◆ Your task ◆
In the material below, the lines containing the word "samochodu" are required; copy each of them.

>> Begin Entries

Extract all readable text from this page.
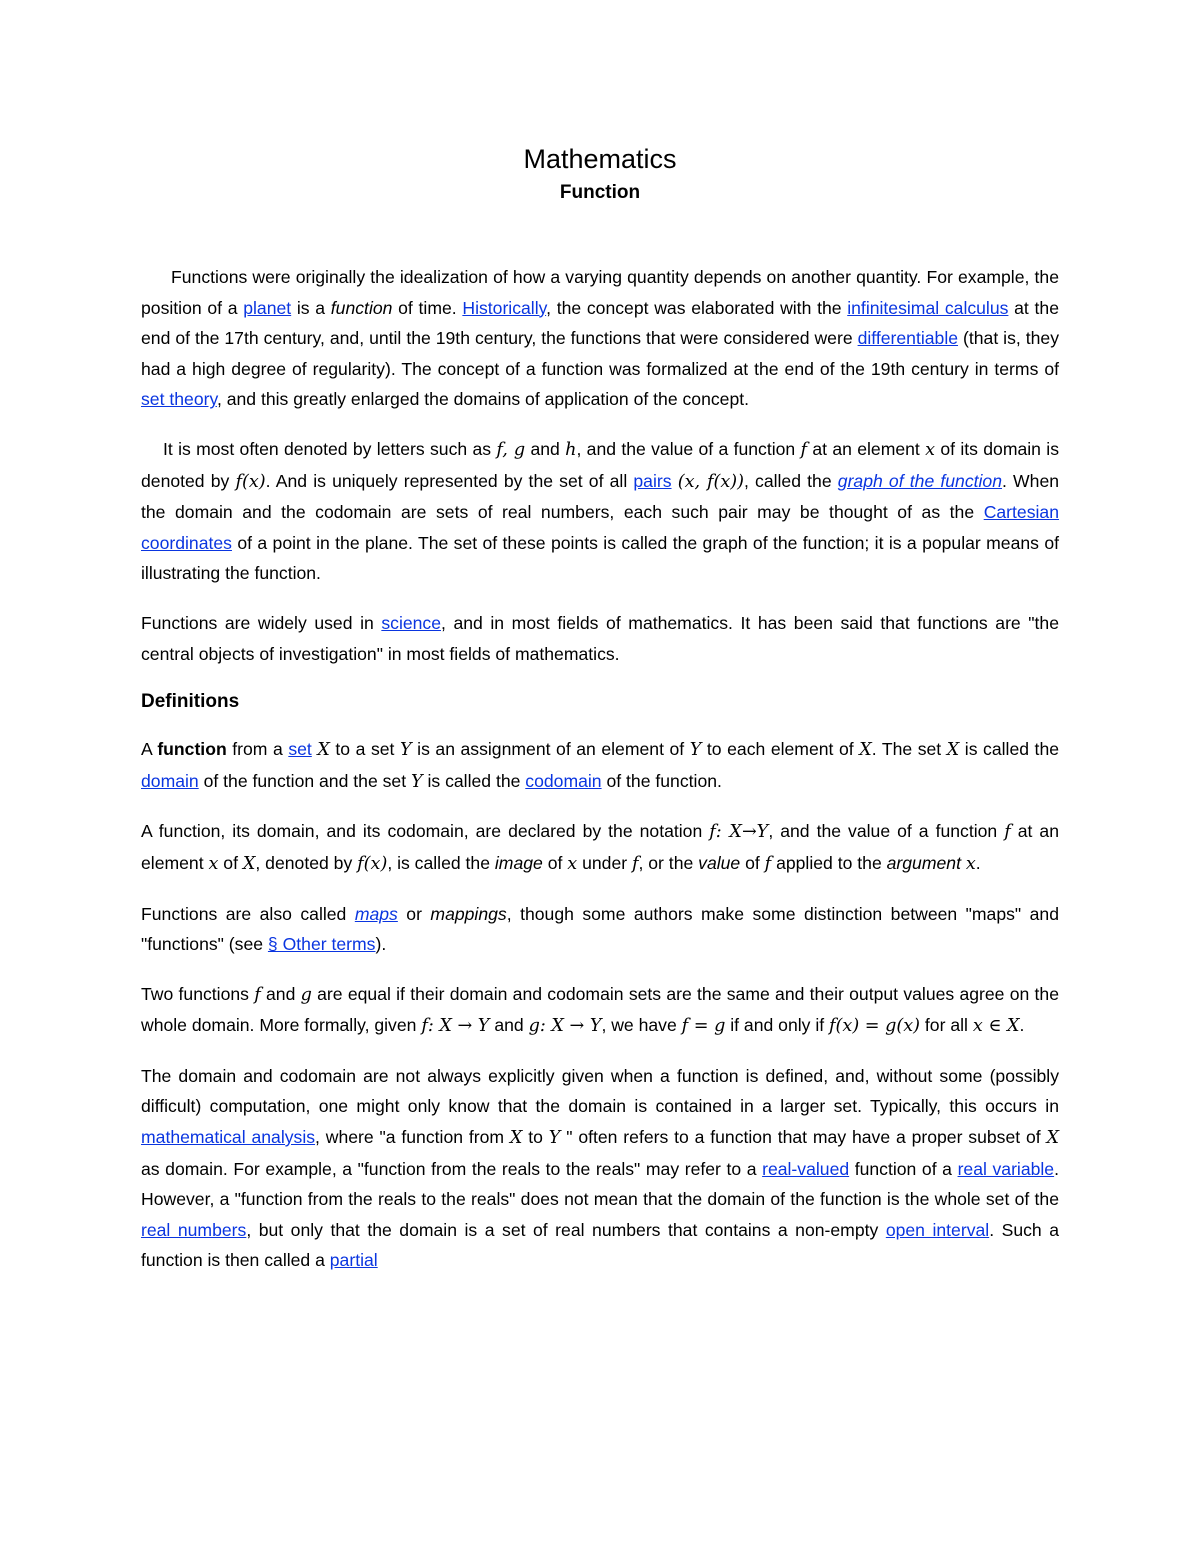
Mathematics
Function

Functions were originally the idealization of how a varying quantity depends on another quantity. For example, the position of a planet is a function of time. Historically, the concept was elaborated with the infinitesimal calculus at the end of the 17th century, and, until the 19th century, the functions that were considered were differentiable (that is, they had a high degree of regularity). The concept of a function was formalized at the end of the 19th century in terms of set theory, and this greatly enlarged the domains of application of the concept.

It is most often denoted by letters such as f, g and h, and the value of a function f at an element x of its domain is denoted by f(x). And is uniquely represented by the set of all pairs (x, f(x)), called the graph of the function. When the domain and the codomain are sets of real numbers, each such pair may be thought of as the Cartesian coordinates of a point in the plane. The set of these points is called the graph of the function; it is a popular means of illustrating the function.

Functions are widely used in science, and in most fields of mathematics. It has been said that functions are "the central objects of investigation" in most fields of mathematics.

Definitions

A function from a set X to a set Y is an assignment of an element of Y to each element of X. The set X is called the domain of the function and the set Y is called the codomain of the function.

A function, its domain, and its codomain, are declared by the notation f: X→Y, and the value of a function f at an element x of X, denoted by f(x), is called the image of x under f, or the value of f applied to the argument x.

Functions are also called maps or mappings, though some authors make some distinction between "maps" and "functions" (see § Other terms).

Two functions f and g are equal if their domain and codomain sets are the same and their output values agree on the whole domain. More formally, given f: X → Y and g: X → Y, we have f = g if and only if f(x) = g(x) for all x ∈ X.

The domain and codomain are not always explicitly given when a function is defined, and, without some (possibly difficult) computation, one might only know that the domain is contained in a larger set. Typically, this occurs in mathematical analysis, where "a function from X to Y " often refers to a function that may have a proper subset of X as domain. For example, a "function from the reals to the reals" may refer to a real-valued function of a real variable. However, a "function from the reals to the reals" does not mean that the domain of the function is the whole set of the real numbers, but only that the domain is a set of real numbers that contains a non-empty open interval. Such a function is then called a partial
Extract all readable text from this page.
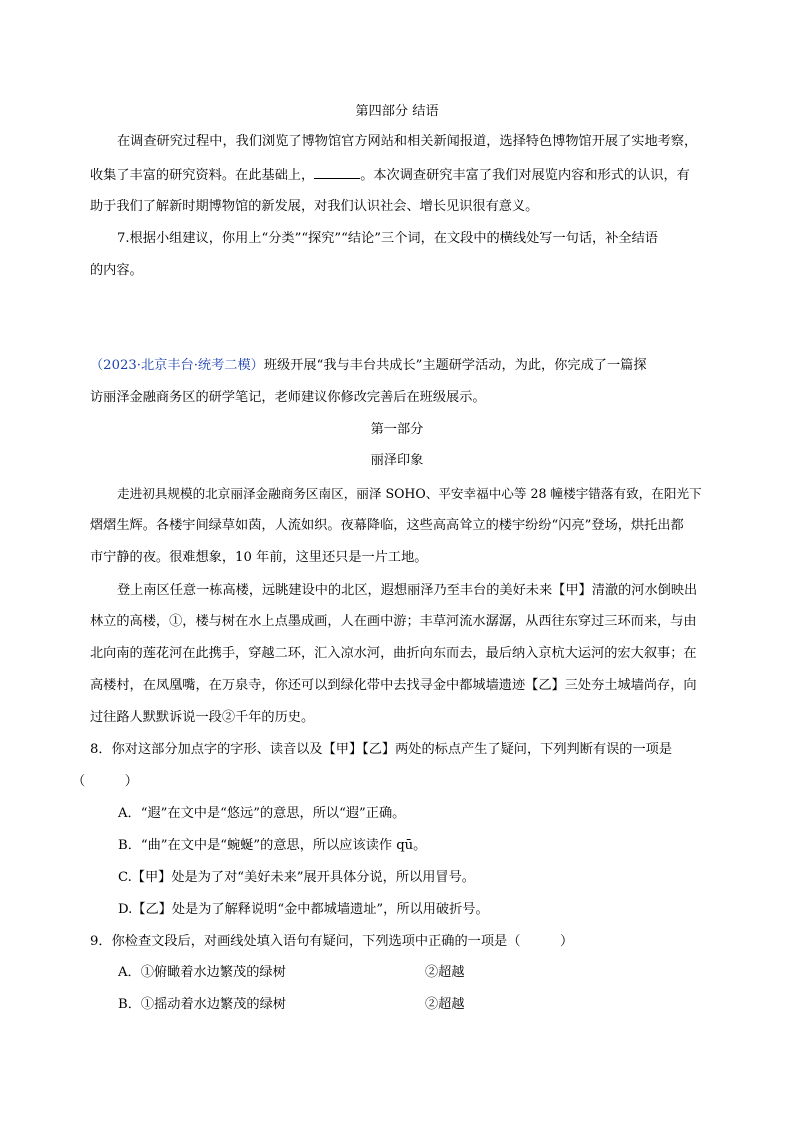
第四部分 结语
在调查研究过程中，我们浏览了博物馆官方网站和相关新闻报道，选择特色博物馆开展了实地考察，
收集了丰富的研究资料。在此基础上，	。本次调查研究丰富了我们对展览内容和形式的认识，有
助于我们了解新时期博物馆的新发展，对我们认识社会、增长见识很有意义。
7.根据小组建议，你用上“分类”“探究”“结论”三个词，在文段中的横线处写一句话，补全结语
的内容。
（2023·北京丰台·统考二模）班级开展“我与丰台共成长”主题研学活动，为此，你完成了一篇探
访丽泽金融商务区的研学笔记，老师建议你修改完善后在班级展示。
第一部分
丽泽印象
走进初具规模的北京丽泽金融商务区南区，丽泽 SOHO、平安幸福中心等 28 幢楼宇错落有致，在阳光下
熠熠生辉。各楼宇间绿草如茵，人流如织。夜幕降临，这些高高耸立的楼宇纷纷“闪亮”登场，烘托出都
市宁静的夜。很难想象，10 年前，这里还只是一片工地。
登上南区任意一栋高楼，远眺建设中的北区，遐想丽泽乃至丰台的美好未来【甲】清澈的河水倒映出
林立的高楼，①，楼与树在水上点墨成画，人在画中游；丰草河流水潺潺，从西往东穿过三环而来，与由
北向南的莲花河在此携手，穿越二环，汇入凉水河，曲折向东而去，最后纳入京杭大运河的宏大叙事；在
高楼村，在凤凰嘴，在万泉寺，你还可以到绿化带中去找寻金中都城墙遗迹【乙】三处夯土城墙尚存，向
过往路人默默诉说一段②千年的历史。
8．你对这部分加点字的字形、读音以及【甲】【乙】两处的标点产生了疑问，下列判断有误的一项是
（　　　）
A．“遐”在文中是“悠远”的意思，所以“遐”正确。
B．“曲”在文中是“蜿蜒”的意思，所以应该读作 qū。
C.【甲】处是为了对“美好未来”展开具体分说，所以用冒号。
D.【乙】处是为了解释说明“金中都城墙遗址”，所以用破折号。
9．你检查文段后，对画线处填入语句有疑问，下列选项中正确的一项是（　　　）
A．①俯瞰着水边繁茂的绿树	②超越
B．①摇动着水边繁茂的绿树	②超越
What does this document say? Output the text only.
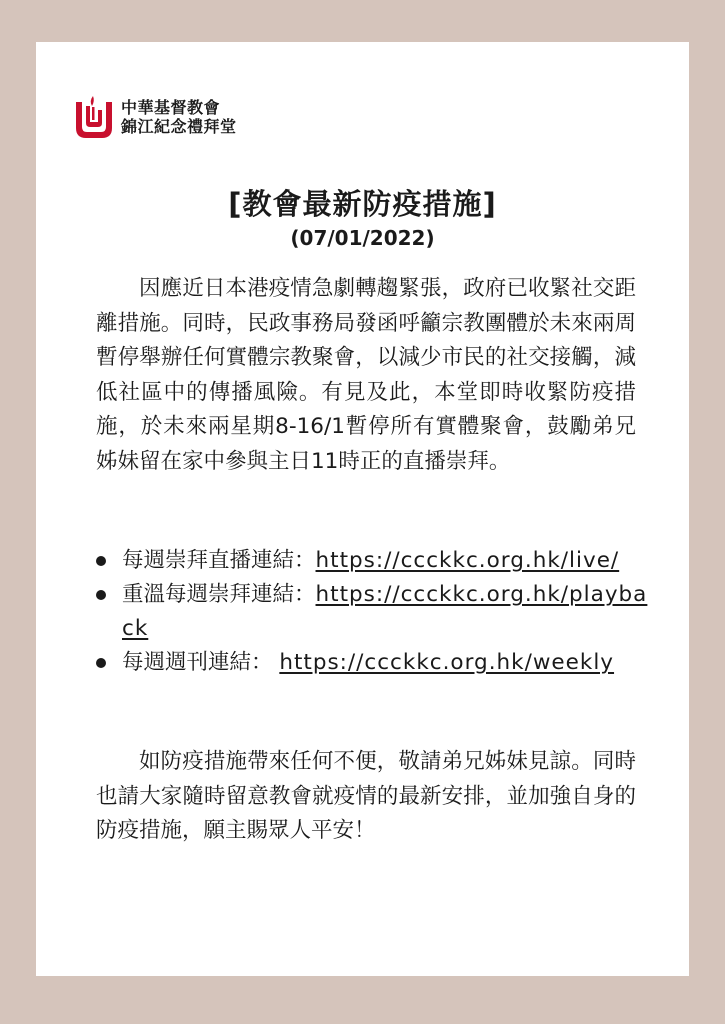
中華基督教會
錦江紀念禮拜堂
[教會最新防疫措施]
(07/01/2022)

因應近日本港疫情急劇轉趨緊張，政府已收緊社交距離措施。同時，民政事務局發函呼籲宗教團體於未來兩周暫停舉辦任何實體宗教聚會，以減少市民的社交接觸，減低社區中的傳播風險。有見及此，本堂即時收緊防疫措施，於未來兩星期8-16/1暫停所有實體聚會，鼓勵弟兄姊妹留在家中參與主日11時正的直播崇拜。

每週崇拜直播連結：https://ccckkc.org.hk/live/
重溫每週崇拜連結：https://ccckkc.org.hk/playback
每週週刊連結： https://ccckkc.org.hk/weekly

如防疫措施帶來任何不便，敬請弟兄姊妹見諒。同時也請大家隨時留意教會就疫情的最新安排，並加強自身的防疫措施，願主賜眾人平安！
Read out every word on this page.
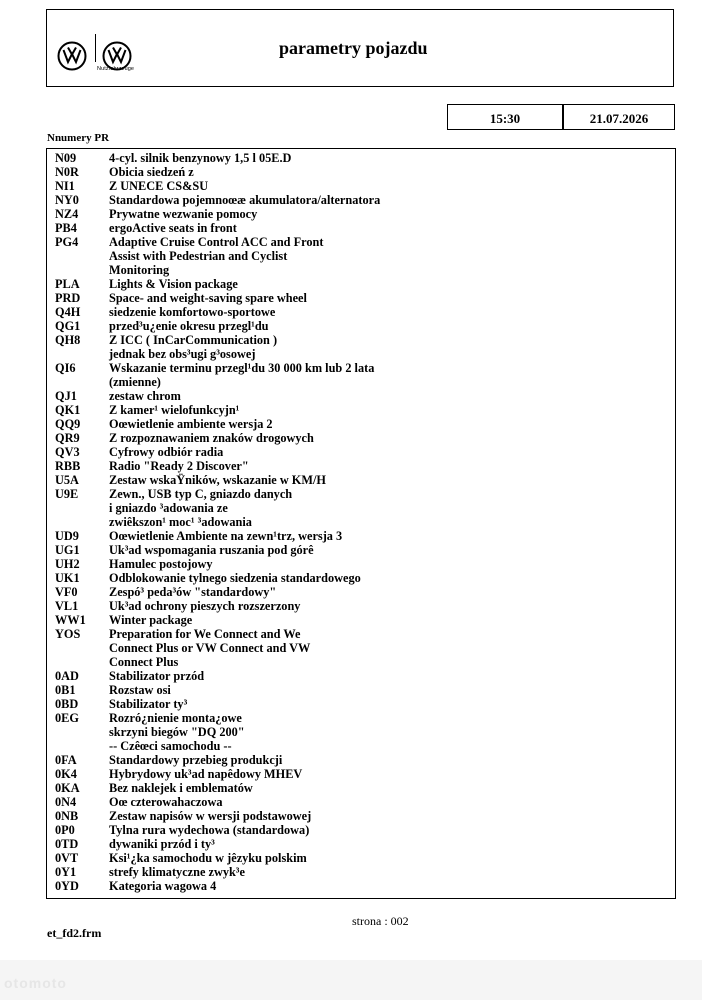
Nutzfahrzeuge
parametry pojazdu
15:30	21.07.2026
Nnumery PR
N09	4-cyl. silnik benzynowy 1,5 l 05E.D
N0R Obicia siedzeń z
NI1	Z UNECE CS&SU
NY0 Standardowa pojemnoœæ akumulatora/alternatora
NZ4	Prywatne wezwanie pomocy
PB4	ergoActive seats in front
PG4	Adaptive Cruise Control ACC and Front
Assist with Pedestrian and Cyclist
Monitoring
PLA Lights & Vision package
PRD Space- and weight-saving spare wheel
Q4H siedzenie komfortowo-sportowe
QG1 przed³u¿enie okresu przegl¹du
QH8 Z ICC ( InCarCommunication )
jednak bez obs³ugi g³osowej
QI6	Wskazanie terminu przegl¹du 30 000 km lub 2 lata
(zmienne)
QJ1	zestaw chrom
QK1 Z kamer¹ wielofunkcyjn¹
QQ9 Oœwietlenie ambiente wersja 2
QR9 Z rozpoznawaniem znaków drogowych
QV3 Cyfrowy odbiór radia
RBB Radio "Ready 2 Discover"
U5A Zestaw wskaŸników, wskazanie w KM/H
U9E	Zewn., USB typ C, gniazdo danych
i gniazdo ³adowania ze
zwiêkszon¹ moc¹ ³adowania
UD9 Oœwietlenie Ambiente na zewn¹trz, wersja 3
UG1 Uk³ad wspomagania ruszania pod górê
UH2 Hamulec postojowy
UK1 Odblokowanie tylnego siedzenia standardowego
VF0	Zespó³ peda³ów "standardowy"
VL1	Uk³ad ochrony pieszych rozszerzony
WW1 Winter package
YOS Preparation for We Connect and We
Connect Plus or VW Connect and VW
Connect Plus
0AD Stabilizator przód
0B1	Rozstaw osi
0BD	Stabilizator ty³
0EG Rozró¿nienie monta¿owe
skrzyni biegów "DQ 200"
-- Czêœci samochodu --
0FA	Standardowy przebieg produkcji
0K4	Hybrydowy uk³ad napêdowy MHEV
0KA Bez naklejek i emblematów
0N4	Oœ czterowahaczowa
0NB	Zestaw napisów w wersji podstawowej
0P0	Tylna rura wydechowa (standardowa)
0TD	dywaniki przód i ty³
0VT	Ksi¹¿ka samochodu w jêzyku polskim
0Y1	strefy klimatyczne zwyk³e
0YD Kategoria wagowa 4
strona : 002
et_fd2.frm
otomoto
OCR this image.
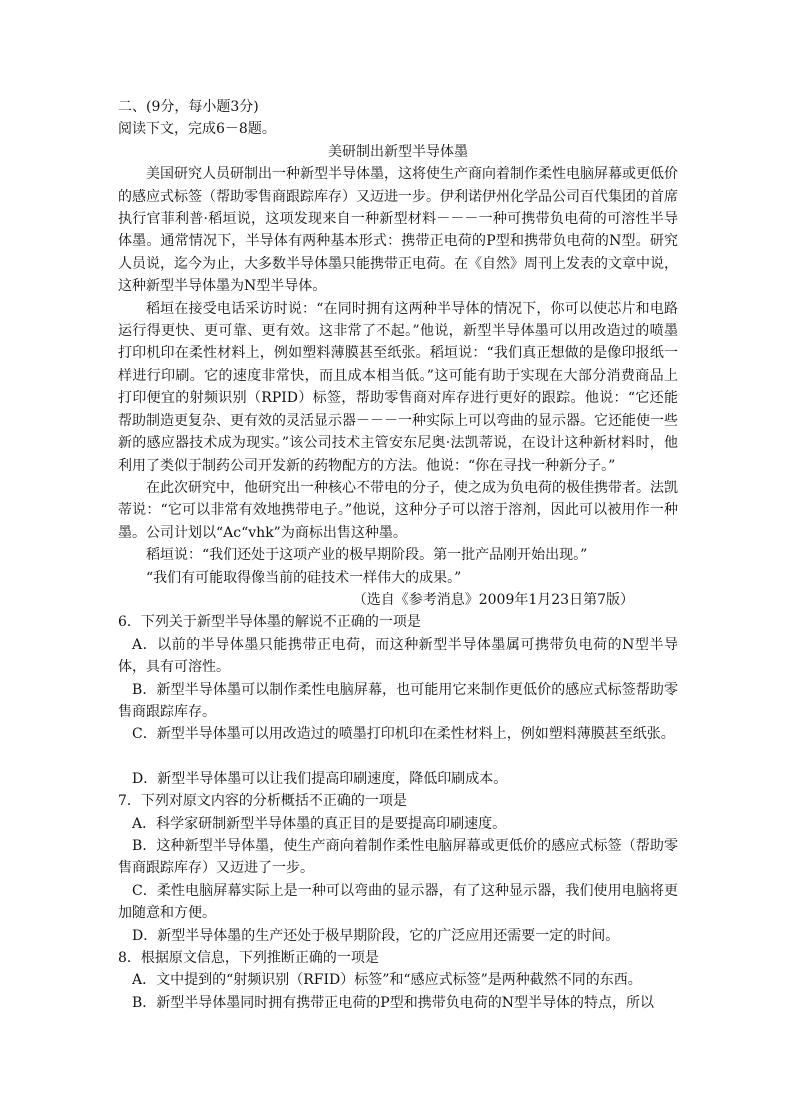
二、(9分，每小题3分)

阅读下文，完成6－8题。

美研制出新型半导体墨

美国研究人员研制出一种新型半导体墨，这将使生产商向着制作柔性电脑屏幕或更低价的感应式标签（帮助零售商跟踪库存）又迈进一步。伊利诺伊州化学品公司百代集团的首席执行官菲利普·稻垣说，这项发现来自一种新型材料－－－一种可携带负电荷的可溶性半导体墨。通常情况下，半导体有两种基本形式：携带正电荷的P型和携带负电荷的N型。研究人员说，迄今为止，大多数半导体墨只能携带正电荷。在《自然》周刊上发表的文章中说，这种新型半导体墨为N型半导体。

稻垣在接受电话采访时说：“在同时拥有这两种半导体的情况下，你可以使芯片和电路运行得更快、更可靠、更有效。这非常了不起。”他说，新型半导体墨可以用改造过的喷墨打印机印在柔性材料上，例如塑料薄膜甚至纸张。稻垣说：“我们真正想做的是像印报纸一样进行印刷。它的速度非常快，而且成本相当低。”这可能有助于实现在大部分消费商品上打印便宜的射频识别（RPID）标签，帮助零售商对库存进行更好的跟踪。他说：“它还能帮助制造更复杂、更有效的灵活显示器－－－一种实际上可以弯曲的显示器。它还能使一些新的感应器技术成为现实。”该公司技术主管安东尼奥·法凯蒂说，在设计这种新材料时，他利用了类似于制药公司开发新的药物配方的方法。他说：“你在寻找一种新分子。”

在此次研究中，他研究出一种核心不带电的分子，使之成为负电荷的极佳携带者。法凯蒂说：“它可以非常有效地携带电子。”他说，这种分子可以溶于溶剂，因此可以被用作一种墨。公司计划以“Ac“vhk”为商标出售这种墨。

稻垣说：“我们还处于这项产业的极早期阶段。第一批产品刚开始出现。”

“我们有可能取得像当前的硅技术一样伟大的成果。”

（选自《参考消息》2009年1月23日第7版）

6．下列关于新型半导体墨的解说不正确的一项是

A．以前的半导体墨只能携带正电荷，而这种新型半导体墨属可携带负电荷的N型半导体，具有可溶性。

B．新型半导体墨可以制作柔性电脑屏幕，也可能用它来制作更低价的感应式标签帮助零售商跟踪库存。

C．新型半导体墨可以用改造过的喷墨打印机印在柔性材料上，例如塑料薄膜甚至纸张。

D．新型半导体墨可以让我们提高印刷速度，降低印刷成本。

7．下列对原文内容的分析概括不正确的一项是

A．科学家研制新型半导体墨的真正目的是要提高印刷速度。

B．这种新型半导体墨，使生产商向着制作柔性电脑屏幕或更低价的感应式标签（帮助零售商跟踪库存）又迈进了一步。

C．柔性电脑屏幕实际上是一种可以弯曲的显示器，有了这种显示器，我们使用电脑将更加随意和方便。

D．新型半导体墨的生产还处于极早期阶段，它的广泛应用还需要一定的时间。

8．根据原文信息，下列推断正确的一项是

A．文中提到的“射频识别（RFID）标签”和“感应式标签”是两种截然不同的东西。

B．新型半导体墨同时拥有携带正电荷的P型和携带负电荷的N型半导体的特点，所以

>> End Entries

◆ Written response ◆
-- Czêœci samochodu --
0VT	Ksi¹¿ka samochodu w jêzyku polskim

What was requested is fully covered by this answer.